-- START --

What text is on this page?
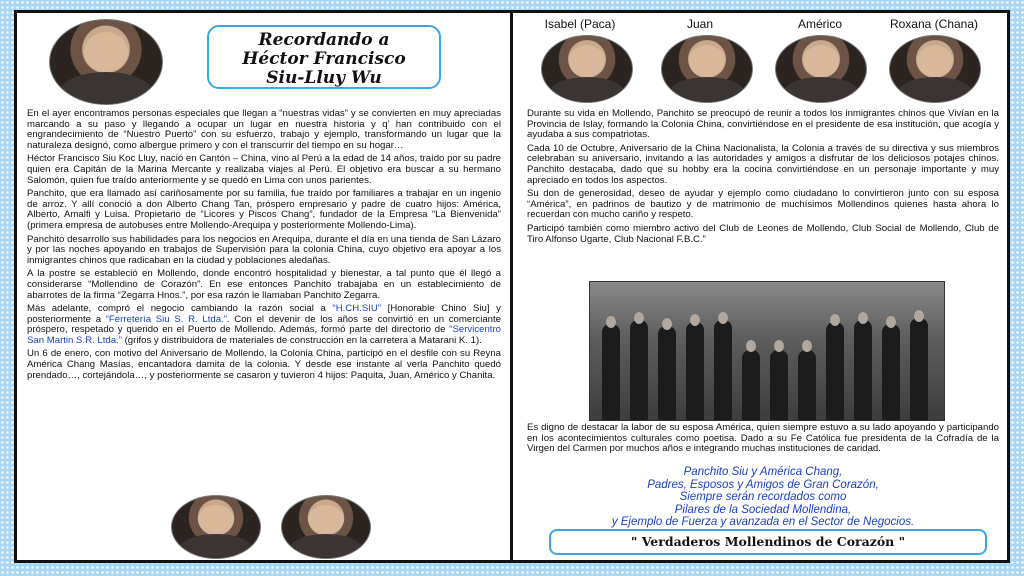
Recordando a
Héctor Francisco
Siu-Lluy Wu

En el ayer encontramos personas especiales que llegan a “nuestras vidas” y se convierten en muy apreciadas marcando a su paso y llegando a ocupar un lugar en nuestra historia y q’ han contribuido con el engrandecimiento de “Nuestro Puerto” con su esfuerzo, trabajo y ejemplo, transformando un lugar que la naturaleza designó, como albergue primero y con el transcurrir del tiempo en su hogar…

Héctor Francisco Siu Koc Lluy, nació en Cantón – China, vino al Perú a la edad de 14 años, traído por su padre quien era Capitán de la Marina Mercante y realizaba viajes al Perú. El objetivo era buscar a su hermano Salomón, quien fue traído anteriormente y se quedó en Lima con unos parientes.

Panchito, que era llamado así cariñosamente por su familia, fue traído por familiares a trabajar en un ingenio de arroz. Y allí conoció a don Alberto Chang Tan, próspero empresario y padre de cuatro hijos: América, Alberto, Amalfi y Luisa. Propietario de “Licores y Piscos Chang”, fundador de la Empresa “La Bienvenida” (primera empresa de autobuses entre Mollendo-Arequipa y posteriormente Mollendo-Lima).

Panchito desarrollo sus habilidades para los negocios en Arequipa, durante el día en una tienda de San Lázaro y por las noches apoyando en trabajos de Supervisión para la colonia China, cuyo objetivo era apoyar a los inmigrantes chinos que radicaban en la ciudad y poblaciones aledañas.

A la postre se estableció en Mollendo, donde encontró hospitalidad y bienestar, a tal punto que él llegó a considerarse “Mollendino de Corazón”. En ese entonces Panchito trabajaba en un establecimiento de abarrotes de la firma “Zegarra Hnos.”, por esa razón le llamaban Panchito Zegarra.

Más adelante, compró el negocio cambiando la razón social a “H.CH.SIU” [Honorable Chino Siu] y posteriormente a “Ferretería Siu S. R. Ltda.”. Con el devenir de los años se convirtió en un comerciante próspero, respetado y querido en el Puerto de Mollendo. Además, formó parte del directorio de “Servicentro San Martin S.R. Ltda.” (grifos y distribuidora de materiales de construcción en la carretera a Matarani K. 1).

Un 6 de enero, con motivo del Aniversario de Mollendo, la Colonia China, participó en el desfile con su Reyna América Chang Masías, encantadora damita de la colonia. Y desde ese instante al verla Panchito quedó prendado…, cortejándola…, y posteriormente se casaron y tuvieron 4 hijos: Paquita, Juan, Américo y Chanita.

Isabel (Paca)	Juan	Américo	Roxana (Chana)

Durante su vida en Mollendo, Panchito se preocupó de reunir a todos los inmigrantes chinos que Vivían en la Provincia de Islay, formando la Colonia China, convirtiéndose en el presidente de esa institución, que acogía y ayudaba a sus compatriotas.

Cada 10 de Octubre, Aniversario de la China Nacionalista, la Colonia a través de su directiva y sus miembros celebraban su aniversario, invitando a las autoridades y amigos a disfrutar de los deliciosos potajes chinos. Panchito destacaba, dado que su hobby era la cocina convirtiéndose en un personaje importante y muy apreciado en todos los aspectos.

Su don de generosidad, deseo de ayudar y ejemplo como ciudadano lo convirtieron junto con su esposa “América”, en padrinos de bautizo y de matrimonio de muchísimos Mollendinos quienes hasta ahora lo recuerdan con mucho cariño y respeto.

Participó también como miembro activo del Club de Leones de Mollendo, Club Social de Mollendo, Club de Tiro Alfonso Ugarte, Club Nacional F.B.C.”

Es digno de destacar la labor de su esposa América, quien siempre estuvo a su lado apoyando y participando en los acontecimientos culturales como poetisa. Dado a su Fe Católica fue presidenta de la Cofradía de la Virgen del Carmen por muchos años e integrando muchas instituciones de caridad.

Panchito Siu y América Chang,

Padres, Esposos y Amigos de Gran Corazón,

Siempre serán recordados como

Pilares de la Sociedad Mollendina,

y Ejemplo de Fuerza y avanzada en el Sector de Negocios.

" Verdaderos Mollendinos de Corazón "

-- END --

#### Stated task:
In your copy of the listing above, reproduce each line exactly and omit all pictures.

#### The output:
What text is on this page?
Recordando a
Héctor Francisco
Siu-Lluy Wu

En el ayer encontramos personas especiales que llegan a “nuestras vidas” y se convierten en muy apreciadas marcando a su paso y llegando a ocupar un lugar en nuestra historia y q’ han contribuido con el engrandecimiento de “Nuestro Puerto” con su esfuerzo, trabajo y ejemplo, transformando un lugar que la naturaleza designó, como albergue primero y con el transcurrir del tiempo en su hogar…

Héctor Francisco Siu Koc Lluy, nació en Cantón – China, vino al Perú a la edad de 14 años, traído por su padre quien era Capitán de la Marina Mercante y realizaba viajes al Perú. El objetivo era buscar a su hermano Salomón, quien fue traído anteriormente y se quedó en Lima con unos parientes.

Panchito, que era llamado así cariñosamente por su familia, fue traído por familiares a trabajar en un ingenio de arroz. Y allí conoció a don Alberto Chang Tan, próspero empresario y padre de cuatro hijos: América, Alberto, Amalfi y Luisa. Propietario de “Licores y Piscos Chang”, fundador de la Empresa “La Bienvenida” (primera empresa de autobuses entre Mollendo-Arequipa y posteriormente Mollendo-Lima).

Panchito desarrollo sus habilidades para los negocios en Arequipa, durante el día en una tienda de San Lázaro y por las noches apoyando en trabajos de Supervisión para la colonia China, cuyo objetivo era apoyar a los inmigrantes chinos que radicaban en la ciudad y poblaciones aledañas.

A la postre se estableció en Mollendo, donde encontró hospitalidad y bienestar, a tal punto que él llegó a considerarse “Mollendino de Corazón”. En ese entonces Panchito trabajaba en un establecimiento de abarrotes de la firma “Zegarra Hnos.”, por esa razón le llamaban Panchito Zegarra.

Más adelante, compró el negocio cambiando la razón social a “H.CH.SIU” [Honorable Chino Siu] y posteriormente a “Ferretería Siu S. R. Ltda.”. Con el devenir de los años se convirtió en un comerciante próspero, respetado y querido en el Puerto de Mollendo. Además, formó parte del directorio de “Servicentro San Martin S.R. Ltda.” (grifos y distribuidora de materiales de construcción en la carretera a Matarani K. 1).

Un 6 de enero, con motivo del Aniversario de Mollendo, la Colonia China, participó en el desfile con su Reyna América Chang Masías, encantadora damita de la colonia. Y desde ese instante al verla Panchito quedó prendado…, cortejándola…, y posteriormente se casaron y tuvieron 4 hijos: Paquita, Juan, Américo y Chanita.

Isabel (Paca)	Juan	Américo	Roxana (Chana)

Durante su vida en Mollendo, Panchito se preocupó de reunir a todos los inmigrantes chinos que Vivían en la Provincia de Islay, formando la Colonia China, convirtiéndose en el presidente de esa institución, que acogía y ayudaba a sus compatriotas.

Cada 10 de Octubre, Aniversario de la China Nacionalista, la Colonia a través de su directiva y sus miembros celebraban su aniversario, invitando a las autoridades y amigos a disfrutar de los deliciosos potajes chinos. Panchito destacaba, dado que su hobby era la cocina convirtiéndose en un personaje importante y muy apreciado en todos los aspectos.

Su don de generosidad, deseo de ayudar y ejemplo como ciudadano lo convirtieron junto con su esposa “América”, en padrinos de bautizo y de matrimonio de muchísimos Mollendinos quienes hasta ahora lo recuerdan con mucho cariño y respeto.

Participó también como miembro activo del Club de Leones de Mollendo, Club Social de Mollendo, Club de Tiro Alfonso Ugarte, Club Nacional F.B.C.”

Es digno de destacar la labor de su esposa América, quien siempre estuvo a su lado apoyando y participando en los acontecimientos culturales como poetisa. Dado a su Fe Católica fue presidenta de la Cofradía de la Virgen del Carmen por muchos años e integrando muchas instituciones de caridad.

Panchito Siu y América Chang,

Padres, Esposos y Amigos de Gran Corazón,

Siempre serán recordados como

Pilares de la Sociedad Mollendina,

y Ejemplo de Fuerza y avanzada en el Sector de Negocios.

" Verdaderos Mollendinos de Corazón "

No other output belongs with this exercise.